Lines that contain the string "highlight" are to be copied; leave out all others.

-- START OF DATA LISTING --

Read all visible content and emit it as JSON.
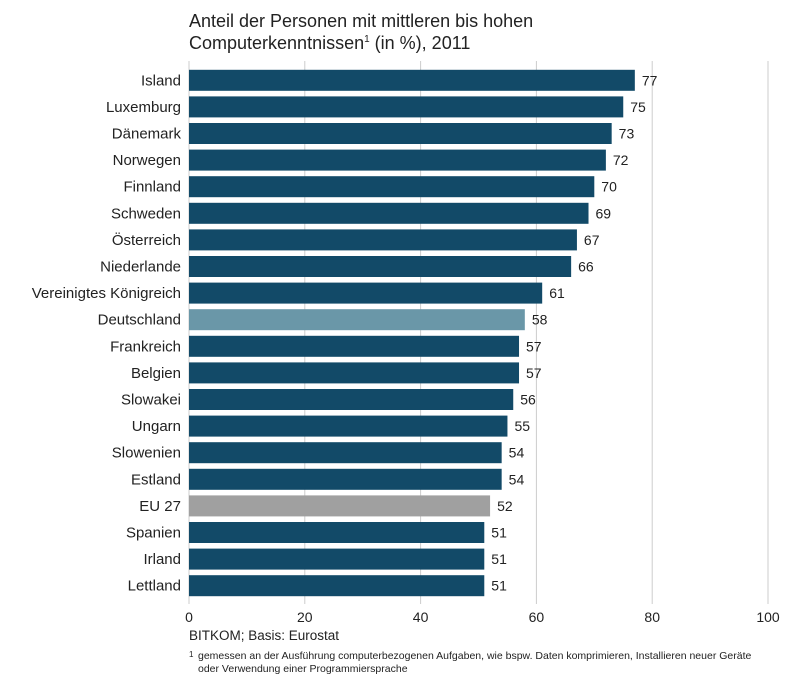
{
  "title": {
    "line1": "Anteil der Personen mit mittleren bis hohen",
    "line2_pre": "Computerkenntnissen",
    "line2_sup": "1",
    "line2_post": " (in %), 2011"
  },
  "source": "BITKOM; Basis: Eurostat",
  "footnote": {
    "mark": "1",
    "text": "gemessen an der Ausführung computerbezogenen Aufgaben, wie bspw. Daten komprimieren, Installieren neuer Geräte oder Verwendung einer Programmiersprache"
  },
  "colors": {
    "default": "#124a68",
    "highlight": "#6a97a8",
    "eu": "#a0a0a0",
    "grid": "#cccccc"
  },
  "chart_data": {
    "type": "bar",
    "orientation": "horizontal",
    "title": "Anteil der Personen mit mittleren bis hohen Computerkenntnissen¹ (in %), 2011",
    "xlim": [
      0,
      100
    ],
    "xticks": [
      0,
      20,
      40,
      60,
      80,
      100
    ],
    "grid": true,
    "categories": [
      "Island",
      "Luxemburg",
      "Dänemark",
      "Norwegen",
      "Finnland",
      "Schweden",
      "Österreich",
      "Niederlande",
      "Vereinigtes Königreich",
      "Deutschland",
      "Frankreich",
      "Belgien",
      "Slowakei",
      "Ungarn",
      "Slowenien",
      "Estland",
      "EU 27",
      "Spanien",
      "Irland",
      "Lettland"
    ],
    "values": [
      77,
      75,
      73,
      72,
      70,
      69,
      67,
      66,
      61,
      58,
      57,
      57,
      56,
      55,
      54,
      54,
      52,
      51,
      51,
      51
    ],
    "highlight": {
      "Deutschland": "highlight",
      "EU 27": "eu"
    }
  }
}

-- END OF DATA LISTING --

__EXERCISE ANSWER__:
    "highlight": "#6a97a8",
    "highlight": {
      "Deutschland": "highlight",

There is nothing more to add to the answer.